• _TASK BRIEF_:
Give again, unaltered, the line with "Read this page and output its text content." and all lines that follow it in the listing below, minus any pictures.

• _ENTRIES SUPPLIED_:
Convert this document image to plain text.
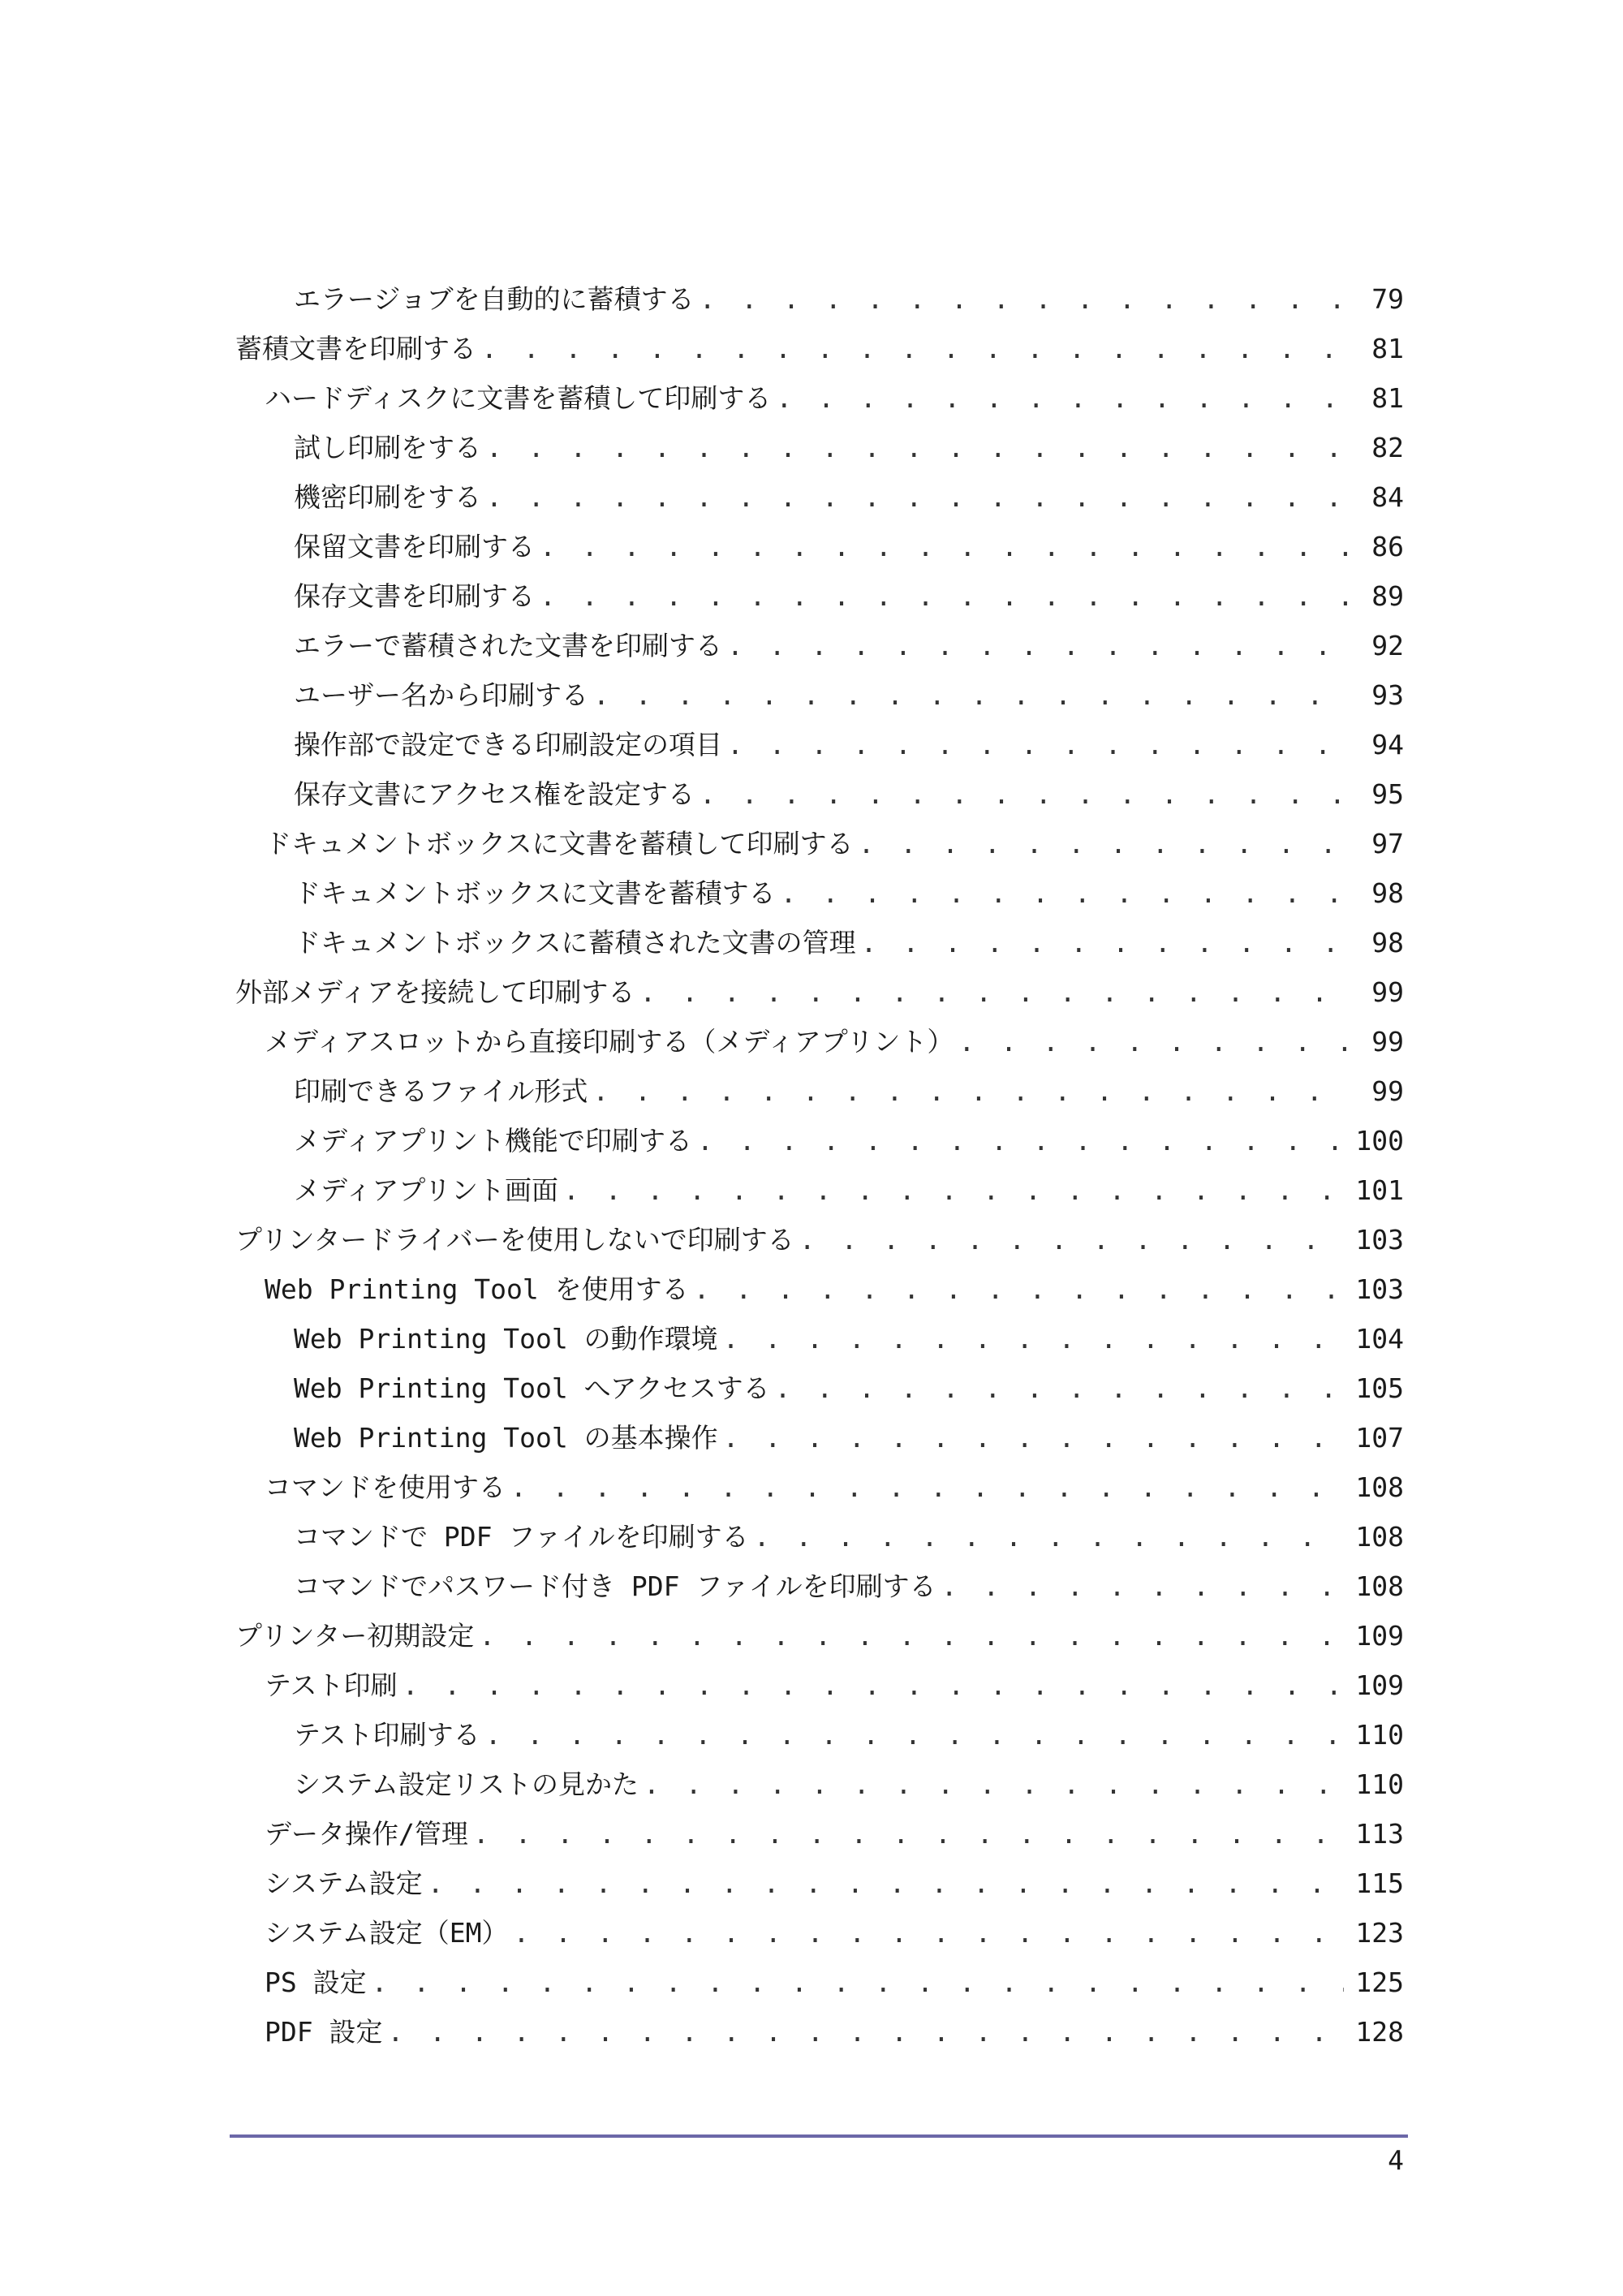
エラージョブを自動的に蓄積する . . .	79
蓄積文書を印刷する . . .	81
ハードディスクに文書を蓄積して印刷する . . .	81
試し印刷をする . . .	82
機密印刷をする . . .	84
保留文書を印刷する . . .	86
保存文書を印刷する . . .	89
エラーで蓄積された文書を印刷する . . .	92
ユーザー名から印刷する . . .	93
操作部で設定できる印刷設定の項目 . . .	94
保存文書にアクセス権を設定する . . .	95
ドキュメントボックスに文書を蓄積して印刷する . . .	97
ドキュメントボックスに文書を蓄積する . . .	98
ドキュメントボックスに蓄積された文書の管理 . . .	98
外部メディアを接続して印刷する . . .	99
メディアスロットから直接印刷する（メディアプリント） . . .	99
印刷できるファイル形式 . . .	99
メディアプリント機能で印刷する . . .	100
メディアプリント画面 . . .	101
プリンタードライバーを使用しないで印刷する . . .	103
Web Printing Tool を使用する . . .	103
Web Printing Tool の動作環境 . . .	104
Web Printing Tool へアクセスする . . .	105
Web Printing Tool の基本操作 . . .	107
コマンドを使用する . . .	108
コマンドで PDF ファイルを印刷する . . .	108
コマンドでパスワード付き PDF ファイルを印刷する . . .	108
プリンター初期設定 . . .	109
テスト印刷 . . .	109
テスト印刷する . . .	110
システム設定リストの見かた . . .	110
データ操作/管理 . . .	113
システム設定 . . .	115
システム設定（EM） . . .	123
PS 設定 . . .	125
PDF 設定 . . .	128
4
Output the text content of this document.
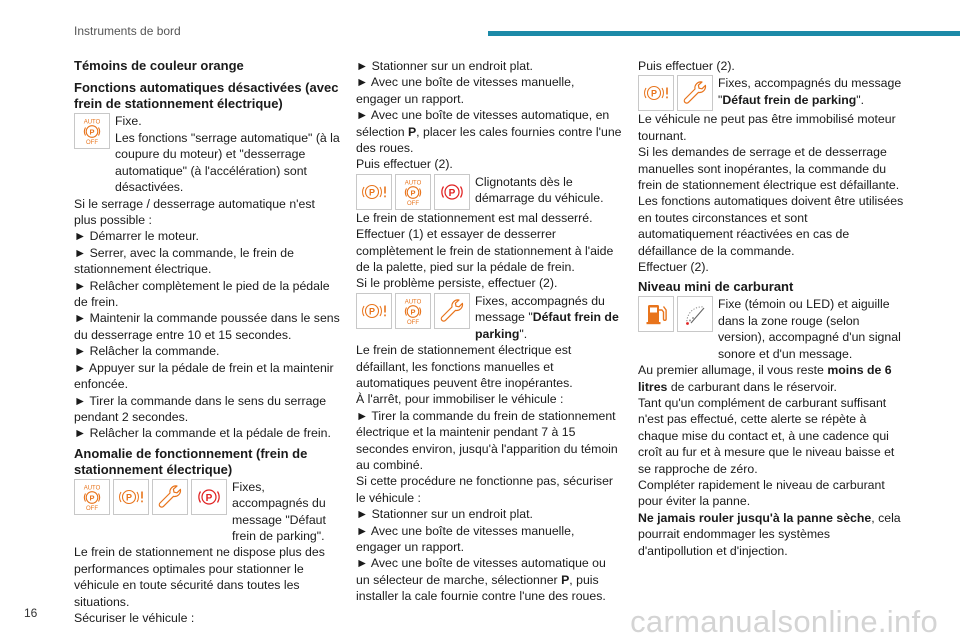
Instruments de bord

Témoins de couleur orange

Fonctions automatiques désactivées (avec frein de stationnement électrique)

AUTO
P
OFF

Fixe.

Les fonctions "serrage automatique" (à la coupure du moteur) et "desserrage automatique" (à l'accélération) sont désactivées.

Si le serrage / desserrage automatique n'est plus possible :

► Démarrer le moteur.

► Serrer, avec la commande, le frein de stationnement électrique.

► Relâcher complètement le pied de la pédale de frein.

► Maintenir la commande poussée dans le sens du desserrage entre 10 et 15 secondes.

► Relâcher la commande.

► Appuyer sur la pédale de frein et la maintenir enfoncée.

► Tirer la commande dans le sens du serrage pendant 2 secondes.

► Relâcher la commande et la pédale de frein.

Anomalie de fonctionnement (frein de stationnement électrique)

AUTO
P
OFF
P	P

Fixes, accompagnés du message "Défaut frein de parking".

Le frein de stationnement ne dispose plus des performances optimales pour stationner le véhicule en toute sécurité dans toutes les situations.

Sécuriser le véhicule :

► Stationner sur un endroit plat.

► Avec une boîte de vitesses manuelle, engager un rapport.

► Avec une boîte de vitesses automatique, en sélection P, placer les cales fournies contre l'une des roues.

Puis effectuer (2).

P
AUTO
P
OFF
P

Clignotants dès le démarrage du véhicule.

Le frein de stationnement est mal desserré.

Effectuer (1) et essayer de desserrer complètement le frein de stationnement à l'aide de la palette, pied sur la pédale de frein.

Si le problème persiste, effectuer (2).

P
AUTO
P
OFF

Fixes, accompagnés du message "Défaut frein de parking".

Le frein de stationnement électrique est défaillant, les fonctions manuelles et automatiques peuvent être inopérantes.

À l'arrêt, pour immobiliser le véhicule :

► Tirer la commande du frein de stationnement électrique et la maintenir pendant 7 à 15 secondes environ, jusqu'à l'apparition du témoin au combiné.

Si cette procédure ne fonctionne pas, sécuriser le véhicule :

► Stationner sur un endroit plat.

► Avec une boîte de vitesses manuelle, engager un rapport.

► Avec une boîte de vitesses automatique ou un sélecteur de marche, sélectionner P, puis installer la cale fournie contre l'une des roues.

Puis effectuer (2).

P

Fixes, accompagnés du message "Défaut frein de parking".

Le véhicule ne peut pas être immobilisé moteur tournant.

Si les demandes de serrage et de desserrage manuelles sont inopérantes, la commande du frein de stationnement électrique est défaillante.

Les fonctions automatiques doivent être utilisées en toutes circonstances et sont automatiquement réactivées en cas de défaillance de la commande.

Effectuer (2).

Niveau mini de carburant

Fixe (témoin ou LED) et aiguille dans la zone rouge (selon version), accompagné d'un signal sonore et d'un message.

Au premier allumage, il vous reste moins de 6 litres de carburant dans le réservoir.

Tant qu'un complément de carburant suffisant n'est pas effectué, cette alerte se répète à chaque mise du contact et, à une cadence qui croît au fur et à mesure que le niveau baisse et se rapproche de zéro.

Compléter rapidement le niveau de carburant pour éviter la panne.

Ne jamais rouler jusqu'à la panne sèche, cela pourrait endommager les systèmes d'antipollution et d'injection.

16	carmanualsonline.info
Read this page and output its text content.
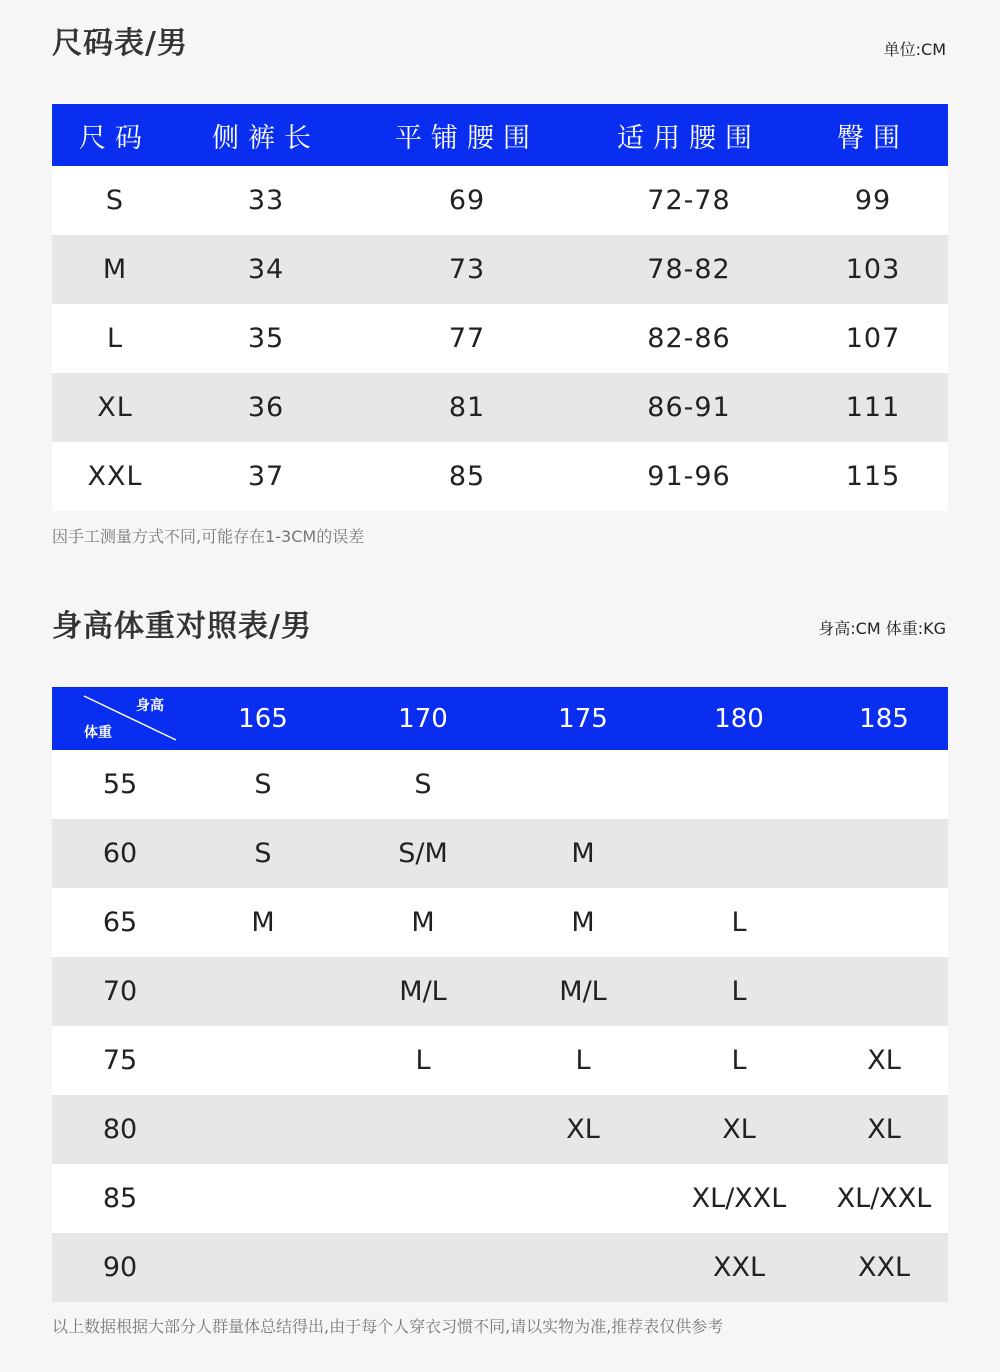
尺码表/男	单位:CM
尺码	侧裤长	平铺腰围	适用腰围	臀围
S	33	69	72-78	99
M	34	73	78-82	103
L	35	77	82-86	107
XL	36	81	86-91	111
XXL	37	85	91-96	115
因手工测量方式不同,可能存在1-3CM的误差
身高体重对照表/男	身高:CM 体重:KG
身高
体重	165	170	175	180	185
55	S	S			
60	S	S/M	M		
65	M	M	M	L	
70		M/L	M/L	L	
75		L	L	L	XL
80			XL	XL	XL
85				XL/XXL	XL/XXL
90				XXL	XXL
以上数据根据大部分人群量体总结得出,由于每个人穿衣习惯不同,请以实物为准,推荐表仅供参考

• _EXPECTED ANSWER_:
Read this page and output its text content.
尺码表/男	单位:CM
尺码	侧裤长	平铺腰围	适用腰围	臀围
S	33	69	72-78	99
M	34	73	78-82	103
L	35	77	82-86	107
XL	36	81	86-91	111
XXL	37	85	91-96	115
因手工测量方式不同,可能存在1-3CM的误差
身高体重对照表/男	身高:CM 体重:KG
身高
体重	165	170	175	180	185
55	S	S			
60	S	S/M	M		
65	M	M	M	L	
70		M/L	M/L	L	
75		L	L	L	XL
80			XL	XL	XL
85				XL/XXL	XL/XXL
90				XXL	XXL
以上数据根据大部分人群量体总结得出,由于每个人穿衣习惯不同,请以实物为准,推荐表仅供参考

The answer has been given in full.